### TEXT PROVIDED
Announcing the creation of the SRR on Tuesday, the Ministry of Defence gave little away.

It spoke of a unit to "meet the growing need for special reconnaissance capability", adding that it would offer "a wide range of specialist skills and activities related to covert surveillance".

SRR cap badge
The SRR will be between 500 and 600-strong, Mr Heyman says

Specific details were not up for discussion, because it could "compromise security".

Mr Heyman, a senior defence analyst for Jane's Consultancy Group and former Army major sees the regiment as principally supporting the SAS.

"The best way to describe the new unit would be halfway between the SAS and normal infantry," he said.

"The SAS is really organised, equipped and trained for highly surgical small unit missions.

"But at the end of the day, there's a gap between what the SAS can do, because there's so few of them, and normal infantry."

SAS priorities

Mr Heyman compares the role of the new unit, which he estimates will be between 500 and 600-strong, with the American Rangers formation, which operates in large groups.

(Region annotation listing)
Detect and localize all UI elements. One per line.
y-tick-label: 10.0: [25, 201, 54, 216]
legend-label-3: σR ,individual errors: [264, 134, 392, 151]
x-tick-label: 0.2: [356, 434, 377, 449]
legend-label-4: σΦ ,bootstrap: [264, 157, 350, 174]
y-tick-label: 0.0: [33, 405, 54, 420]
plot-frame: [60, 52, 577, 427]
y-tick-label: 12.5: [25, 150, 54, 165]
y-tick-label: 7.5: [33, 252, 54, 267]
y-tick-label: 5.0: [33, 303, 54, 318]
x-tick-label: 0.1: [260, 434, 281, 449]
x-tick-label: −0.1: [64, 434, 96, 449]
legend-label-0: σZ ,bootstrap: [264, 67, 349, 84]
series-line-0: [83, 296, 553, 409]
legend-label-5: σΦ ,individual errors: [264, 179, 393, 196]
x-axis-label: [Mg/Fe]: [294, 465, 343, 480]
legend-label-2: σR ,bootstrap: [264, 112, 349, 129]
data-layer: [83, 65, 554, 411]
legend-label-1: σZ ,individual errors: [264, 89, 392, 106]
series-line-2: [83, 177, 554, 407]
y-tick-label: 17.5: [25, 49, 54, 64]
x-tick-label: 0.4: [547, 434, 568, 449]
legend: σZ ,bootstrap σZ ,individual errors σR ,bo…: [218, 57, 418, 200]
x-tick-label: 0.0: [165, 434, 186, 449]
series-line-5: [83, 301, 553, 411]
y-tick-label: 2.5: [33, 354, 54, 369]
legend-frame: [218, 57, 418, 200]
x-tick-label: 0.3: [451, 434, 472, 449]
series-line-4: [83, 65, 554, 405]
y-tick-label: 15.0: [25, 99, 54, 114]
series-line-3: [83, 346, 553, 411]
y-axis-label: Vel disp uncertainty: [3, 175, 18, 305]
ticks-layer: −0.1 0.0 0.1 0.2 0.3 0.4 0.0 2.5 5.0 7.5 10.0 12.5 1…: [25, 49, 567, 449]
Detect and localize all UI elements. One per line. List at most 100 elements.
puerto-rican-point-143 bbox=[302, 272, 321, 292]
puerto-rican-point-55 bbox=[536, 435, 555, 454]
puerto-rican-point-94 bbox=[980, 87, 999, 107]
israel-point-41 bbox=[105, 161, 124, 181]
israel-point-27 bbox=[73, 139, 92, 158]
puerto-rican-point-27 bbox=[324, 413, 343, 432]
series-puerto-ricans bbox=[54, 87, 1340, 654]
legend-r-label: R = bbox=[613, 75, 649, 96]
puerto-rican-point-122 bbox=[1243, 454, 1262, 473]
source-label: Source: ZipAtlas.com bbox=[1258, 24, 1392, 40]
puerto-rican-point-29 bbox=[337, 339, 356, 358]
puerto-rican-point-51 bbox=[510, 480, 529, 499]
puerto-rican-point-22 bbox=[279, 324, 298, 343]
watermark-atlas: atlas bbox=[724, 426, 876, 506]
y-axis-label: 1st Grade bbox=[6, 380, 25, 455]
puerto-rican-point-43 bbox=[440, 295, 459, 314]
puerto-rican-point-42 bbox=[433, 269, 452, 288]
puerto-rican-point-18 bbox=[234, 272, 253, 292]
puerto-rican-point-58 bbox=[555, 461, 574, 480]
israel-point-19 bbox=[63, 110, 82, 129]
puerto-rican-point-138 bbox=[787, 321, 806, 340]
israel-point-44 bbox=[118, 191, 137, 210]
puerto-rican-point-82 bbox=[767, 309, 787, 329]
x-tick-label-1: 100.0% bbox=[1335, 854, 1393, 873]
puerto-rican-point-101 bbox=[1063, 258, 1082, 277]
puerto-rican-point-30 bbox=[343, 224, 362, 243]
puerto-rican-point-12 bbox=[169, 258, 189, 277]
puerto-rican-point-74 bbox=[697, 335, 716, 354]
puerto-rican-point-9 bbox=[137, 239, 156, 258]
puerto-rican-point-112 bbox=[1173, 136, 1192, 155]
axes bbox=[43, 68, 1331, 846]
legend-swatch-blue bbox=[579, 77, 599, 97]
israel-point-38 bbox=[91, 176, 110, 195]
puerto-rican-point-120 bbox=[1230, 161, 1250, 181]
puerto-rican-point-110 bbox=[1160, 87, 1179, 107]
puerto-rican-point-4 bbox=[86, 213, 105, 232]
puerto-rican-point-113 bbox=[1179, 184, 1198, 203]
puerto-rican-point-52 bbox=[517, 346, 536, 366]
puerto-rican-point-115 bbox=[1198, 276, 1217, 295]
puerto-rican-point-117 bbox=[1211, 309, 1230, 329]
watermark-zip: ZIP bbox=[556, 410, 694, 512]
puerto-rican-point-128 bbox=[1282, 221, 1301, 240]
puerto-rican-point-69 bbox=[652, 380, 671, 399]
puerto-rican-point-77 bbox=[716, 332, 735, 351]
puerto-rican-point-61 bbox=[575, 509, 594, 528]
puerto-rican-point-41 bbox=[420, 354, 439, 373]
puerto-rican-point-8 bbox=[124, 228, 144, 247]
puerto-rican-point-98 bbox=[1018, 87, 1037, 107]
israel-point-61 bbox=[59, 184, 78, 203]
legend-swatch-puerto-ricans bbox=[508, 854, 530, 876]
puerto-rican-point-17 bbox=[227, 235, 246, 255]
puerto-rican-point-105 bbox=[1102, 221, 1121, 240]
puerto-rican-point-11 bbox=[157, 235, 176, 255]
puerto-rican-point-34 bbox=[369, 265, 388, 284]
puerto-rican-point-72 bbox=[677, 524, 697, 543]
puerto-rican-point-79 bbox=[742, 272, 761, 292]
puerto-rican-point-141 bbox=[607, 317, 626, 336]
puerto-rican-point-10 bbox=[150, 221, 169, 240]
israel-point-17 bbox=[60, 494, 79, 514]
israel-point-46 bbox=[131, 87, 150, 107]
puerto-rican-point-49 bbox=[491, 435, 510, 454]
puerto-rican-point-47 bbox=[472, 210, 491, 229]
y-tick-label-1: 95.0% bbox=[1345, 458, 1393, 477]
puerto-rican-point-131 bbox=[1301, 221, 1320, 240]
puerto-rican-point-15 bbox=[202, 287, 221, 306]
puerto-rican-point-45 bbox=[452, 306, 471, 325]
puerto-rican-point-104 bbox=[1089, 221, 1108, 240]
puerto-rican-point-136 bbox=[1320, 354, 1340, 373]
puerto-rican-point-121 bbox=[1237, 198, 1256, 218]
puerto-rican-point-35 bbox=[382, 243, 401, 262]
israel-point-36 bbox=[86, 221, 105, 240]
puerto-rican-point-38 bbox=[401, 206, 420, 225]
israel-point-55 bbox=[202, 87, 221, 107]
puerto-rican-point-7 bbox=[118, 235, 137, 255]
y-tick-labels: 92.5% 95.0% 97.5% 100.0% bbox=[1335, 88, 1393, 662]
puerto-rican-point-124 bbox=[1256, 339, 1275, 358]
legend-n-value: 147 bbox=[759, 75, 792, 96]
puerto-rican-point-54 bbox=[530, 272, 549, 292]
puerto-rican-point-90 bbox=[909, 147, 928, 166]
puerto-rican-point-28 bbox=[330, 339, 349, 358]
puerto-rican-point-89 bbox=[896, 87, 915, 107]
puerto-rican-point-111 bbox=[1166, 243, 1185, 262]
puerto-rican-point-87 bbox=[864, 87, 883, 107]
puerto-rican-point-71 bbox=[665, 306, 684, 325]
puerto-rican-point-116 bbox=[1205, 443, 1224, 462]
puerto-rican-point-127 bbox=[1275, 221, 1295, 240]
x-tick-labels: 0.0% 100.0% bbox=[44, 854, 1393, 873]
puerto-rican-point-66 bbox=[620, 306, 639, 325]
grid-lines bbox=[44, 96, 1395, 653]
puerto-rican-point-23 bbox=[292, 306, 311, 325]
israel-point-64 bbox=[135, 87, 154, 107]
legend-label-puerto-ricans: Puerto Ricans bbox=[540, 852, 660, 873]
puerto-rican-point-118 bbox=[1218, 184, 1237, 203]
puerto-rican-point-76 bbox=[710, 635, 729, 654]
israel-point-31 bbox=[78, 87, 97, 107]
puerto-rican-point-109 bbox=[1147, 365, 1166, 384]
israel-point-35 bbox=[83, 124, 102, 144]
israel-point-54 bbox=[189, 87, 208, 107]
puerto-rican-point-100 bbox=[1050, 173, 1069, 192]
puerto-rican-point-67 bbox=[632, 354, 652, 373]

### REQUIREMENT 1
Answer these from the article on the new reconnaissance regiment:
(a) What need did the Ministry of Defence say the unit would meet?
(b) Which force does Mr Heyman see the regiment as principally supporting?
(c) Which American formation does he compare the new unit with?
### REQUIREMENT 2
Please extend the article on the new reconnaissance regiment, starting after its last sentence.
You will not need the listing for any of this.

### WRITTEN ANSWER 1
(a) The growing need for special reconnaissance capability.
(b) The SAS.
(c) The American Rangers formation.

### WRITTEN ANSWER 2
"These groups can do things like take airfields and get behind the lines - the sort of things you need a lot of people for."

Mr Heyman speculated that the "backbone" of the SRR would be made up from one of the already existing parachute regiment battalions.

The SRR could support the "very small" SAS numbers by "getting in and out of an operation", he added.

The new unit had been "necessary for a long time".

"The truth is it's very difficult for the SAS to keep up with all the demands placed on them.

"With the new unit, you will be able to prioritise the really difficult things that only the SAS can do.

"You can give other operations to the SRR, thus freeing up the SAS."